(Dataset listings of figures)
## Start

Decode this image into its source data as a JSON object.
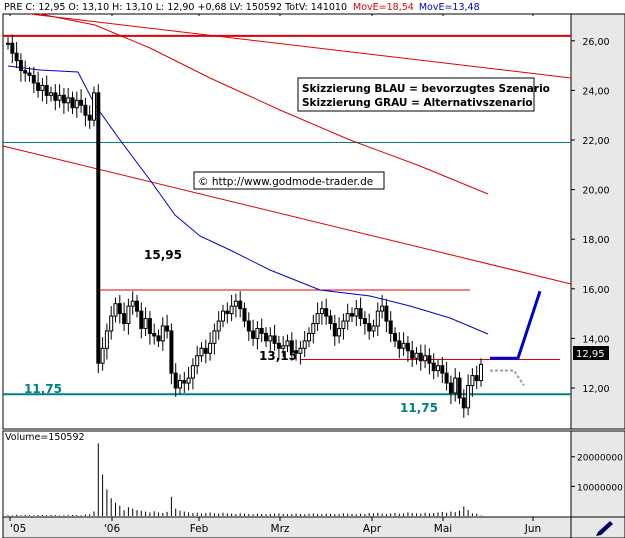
{
  "header": {
    "quote": "PRE C: 12,95 O: 13,10 H: 13,10 L: 12,90 +0,68 LV: 150592 TotV: 141010",
    "ma1_label": "MovE=18,54",
    "ma2_label": "MovE=13,48"
  },
  "annotations": {
    "box_line1": "Skizzierung BLAU = bevorzugtes Szenario",
    "box_line2": "Skizzierung GRAU = Alternativszenario",
    "copyright": "© http://www.godmode-trader.de",
    "level_1595": "15,95",
    "level_1315": "13,15",
    "level_1175_left": "11,75",
    "level_1175_right": "11,75",
    "last_price": "12,95"
  },
  "colors": {
    "background": "#ffffff",
    "axis_panel": "#e8e8e8",
    "red": "#e00000",
    "blue": "#0000cc",
    "teal": "#008080",
    "grey": "#a0a0a0",
    "candle": "#000000"
  },
  "chart_data": [
    {
      "type": "candlestick",
      "ylim": [
        10.8,
        26.8
      ],
      "yticks": [
        "12,00",
        "14,00",
        "16,00",
        "18,00",
        "20,00",
        "22,00",
        "24,00",
        "26,00"
      ],
      "ytick_values": [
        12,
        14,
        16,
        18,
        20,
        22,
        24,
        26
      ],
      "xticks": [
        "'05",
        "'06",
        "Feb",
        "Mrz",
        "Apr",
        "Mai",
        "Jun"
      ],
      "horizontal_levels": [
        {
          "value": 26.2,
          "color": "red"
        },
        {
          "value": 21.9,
          "color": "teal"
        },
        {
          "value": 11.75,
          "color": "teal"
        },
        {
          "value": 15.95,
          "color": "red"
        },
        {
          "value": 13.15,
          "color": "red"
        }
      ],
      "closes": [
        25.9,
        25.5,
        25.2,
        24.8,
        24.7,
        24.6,
        24.3,
        24.0,
        24.2,
        23.8,
        23.9,
        23.6,
        23.8,
        23.5,
        23.7,
        23.3,
        23.6,
        23.4,
        23.0,
        22.8,
        23.9,
        13.0,
        13.6,
        14.3,
        14.9,
        15.4,
        15.0,
        14.6,
        15.3,
        15.5,
        15.1,
        14.4,
        14.8,
        14.2,
        14.1,
        13.9,
        14.5,
        14.3,
        12.6,
        12.0,
        12.3,
        12.2,
        12.4,
        12.9,
        13.3,
        13.6,
        13.4,
        13.8,
        14.3,
        14.7,
        15.1,
        15.0,
        15.3,
        15.5,
        15.2,
        14.7,
        14.3,
        14.0,
        14.4,
        14.2,
        13.9,
        14.1,
        13.8,
        13.6,
        13.7,
        13.9,
        13.5,
        13.4,
        13.6,
        13.9,
        14.2,
        14.6,
        15.0,
        15.2,
        14.9,
        14.6,
        14.1,
        14.4,
        14.7,
        15.0,
        14.9,
        15.2,
        14.8,
        14.6,
        14.3,
        14.5,
        15.1,
        15.3,
        14.7,
        14.2,
        13.9,
        13.6,
        13.8,
        13.5,
        13.2,
        13.4,
        13.1,
        13.3,
        13.0,
        12.7,
        12.9,
        12.6,
        12.2,
        11.8,
        12.4,
        11.6,
        11.2,
        12.1,
        12.5,
        12.3,
        12.95
      ],
      "series": [
        {
          "name": "MovE=18,54",
          "color": "red"
        },
        {
          "name": "MovE=13,48",
          "color": "blue"
        }
      ],
      "scenario_blue": [
        [
          0,
          13.2
        ],
        [
          1,
          13.2
        ],
        [
          2,
          15.9
        ]
      ],
      "scenario_grey": [
        [
          0,
          12.7
        ],
        [
          1,
          12.7
        ],
        [
          2,
          12.1
        ]
      ]
    },
    {
      "type": "bar",
      "title": "Volume=150592",
      "yticks": [
        "20000000",
        "10000000"
      ],
      "ytick_values": [
        20000000,
        10000000
      ],
      "ylim": [
        0,
        27000000
      ],
      "values": [
        300000,
        250000,
        400000,
        200000,
        300000,
        250000,
        200000,
        350000,
        300000,
        250000,
        400000,
        300000,
        200000,
        250000,
        300000,
        350000,
        300000,
        250000,
        500000,
        600000,
        1500000,
        24500000,
        14000000,
        9000000,
        6000000,
        4500000,
        3500000,
        2000000,
        3000000,
        2500000,
        2000000,
        1800000,
        1500000,
        1200000,
        1600000,
        1200000,
        1000000,
        1400000,
        6500000,
        2500000,
        1800000,
        1500000,
        1200000,
        1000000,
        1100000,
        900000,
        1000000,
        1200000,
        900000,
        800000,
        1100000,
        900000,
        800000,
        700000,
        900000,
        800000,
        700000,
        600000,
        800000,
        700000,
        600000,
        700000,
        800000,
        900000,
        700000,
        600000,
        700000,
        800000,
        700000,
        600000,
        800000,
        900000,
        700000,
        600000,
        800000,
        700000,
        600000,
        700000,
        900000,
        800000,
        700000,
        600000,
        800000,
        700000,
        1000000,
        900000,
        1100000,
        800000,
        700000,
        900000,
        1000000,
        800000,
        900000,
        1200000,
        1000000,
        900000,
        800000,
        1100000,
        900000,
        1000000,
        1200000,
        1400000,
        1100000,
        1500000,
        1300000,
        1800000,
        3200000,
        2000000,
        900000,
        800000,
        150592
      ]
    }
  ]
}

## End

§ EXERCISE PROMPT
Repeat each entry exactly as it appears; skip any picture.

§ CORRECT ANSWER
Decode this image into its source data as a JSON object.
{
  "header": {
    "quote": "PRE C: 12,95 O: 13,10 H: 13,10 L: 12,90 +0,68 LV: 150592 TotV: 141010",
    "ma1_label": "MovE=18,54",
    "ma2_label": "MovE=13,48"
  },
  "annotations": {
    "box_line1": "Skizzierung BLAU = bevorzugtes Szenario",
    "box_line2": "Skizzierung GRAU = Alternativszenario",
    "copyright": "© http://www.godmode-trader.de",
    "level_1595": "15,95",
    "level_1315": "13,15",
    "level_1175_left": "11,75",
    "level_1175_right": "11,75",
    "last_price": "12,95"
  },
  "colors": {
    "background": "#ffffff",
    "axis_panel": "#e8e8e8",
    "red": "#e00000",
    "blue": "#0000cc",
    "teal": "#008080",
    "grey": "#a0a0a0",
    "candle": "#000000"
  },
  "chart_data": [
    {
      "type": "candlestick",
      "ylim": [
        10.8,
        26.8
      ],
      "yticks": [
        "12,00",
        "14,00",
        "16,00",
        "18,00",
        "20,00",
        "22,00",
        "24,00",
        "26,00"
      ],
      "ytick_values": [
        12,
        14,
        16,
        18,
        20,
        22,
        24,
        26
      ],
      "xticks": [
        "'05",
        "'06",
        "Feb",
        "Mrz",
        "Apr",
        "Mai",
        "Jun"
      ],
      "horizontal_levels": [
        {
          "value": 26.2,
          "color": "red"
        },
        {
          "value": 21.9,
          "color": "teal"
        },
        {
          "value": 11.75,
          "color": "teal"
        },
        {
          "value": 15.95,
          "color": "red"
        },
        {
          "value": 13.15,
          "color": "red"
        }
      ],
      "closes": [
        25.9,
        25.5,
        25.2,
        24.8,
        24.7,
        24.6,
        24.3,
        24.0,
        24.2,
        23.8,
        23.9,
        23.6,
        23.8,
        23.5,
        23.7,
        23.3,
        23.6,
        23.4,
        23.0,
        22.8,
        23.9,
        13.0,
        13.6,
        14.3,
        14.9,
        15.4,
        15.0,
        14.6,
        15.3,
        15.5,
        15.1,
        14.4,
        14.8,
        14.2,
        14.1,
        13.9,
        14.5,
        14.3,
        12.6,
        12.0,
        12.3,
        12.2,
        12.4,
        12.9,
        13.3,
        13.6,
        13.4,
        13.8,
        14.3,
        14.7,
        15.1,
        15.0,
        15.3,
        15.5,
        15.2,
        14.7,
        14.3,
        14.0,
        14.4,
        14.2,
        13.9,
        14.1,
        13.8,
        13.6,
        13.7,
        13.9,
        13.5,
        13.4,
        13.6,
        13.9,
        14.2,
        14.6,
        15.0,
        15.2,
        14.9,
        14.6,
        14.1,
        14.4,
        14.7,
        15.0,
        14.9,
        15.2,
        14.8,
        14.6,
        14.3,
        14.5,
        15.1,
        15.3,
        14.7,
        14.2,
        13.9,
        13.6,
        13.8,
        13.5,
        13.2,
        13.4,
        13.1,
        13.3,
        13.0,
        12.7,
        12.9,
        12.6,
        12.2,
        11.8,
        12.4,
        11.6,
        11.2,
        12.1,
        12.5,
        12.3,
        12.95
      ],
      "series": [
        {
          "name": "MovE=18,54",
          "color": "red"
        },
        {
          "name": "MovE=13,48",
          "color": "blue"
        }
      ],
      "scenario_blue": [
        [
          0,
          13.2
        ],
        [
          1,
          13.2
        ],
        [
          2,
          15.9
        ]
      ],
      "scenario_grey": [
        [
          0,
          12.7
        ],
        [
          1,
          12.7
        ],
        [
          2,
          12.1
        ]
      ]
    },
    {
      "type": "bar",
      "title": "Volume=150592",
      "yticks": [
        "20000000",
        "10000000"
      ],
      "ytick_values": [
        20000000,
        10000000
      ],
      "ylim": [
        0,
        27000000
      ],
      "values": [
        300000,
        250000,
        400000,
        200000,
        300000,
        250000,
        200000,
        350000,
        300000,
        250000,
        400000,
        300000,
        200000,
        250000,
        300000,
        350000,
        300000,
        250000,
        500000,
        600000,
        1500000,
        24500000,
        14000000,
        9000000,
        6000000,
        4500000,
        3500000,
        2000000,
        3000000,
        2500000,
        2000000,
        1800000,
        1500000,
        1200000,
        1600000,
        1200000,
        1000000,
        1400000,
        6500000,
        2500000,
        1800000,
        1500000,
        1200000,
        1000000,
        1100000,
        900000,
        1000000,
        1200000,
        900000,
        800000,
        1100000,
        900000,
        800000,
        700000,
        900000,
        800000,
        700000,
        600000,
        800000,
        700000,
        600000,
        700000,
        800000,
        900000,
        700000,
        600000,
        700000,
        800000,
        700000,
        600000,
        800000,
        900000,
        700000,
        600000,
        800000,
        700000,
        600000,
        700000,
        900000,
        800000,
        700000,
        600000,
        800000,
        700000,
        1000000,
        900000,
        1100000,
        800000,
        700000,
        900000,
        1000000,
        800000,
        900000,
        1200000,
        1000000,
        900000,
        800000,
        1100000,
        900000,
        1000000,
        1200000,
        1400000,
        1100000,
        1500000,
        1300000,
        1800000,
        3200000,
        2000000,
        900000,
        800000,
        150592
      ]
    }
  ]
}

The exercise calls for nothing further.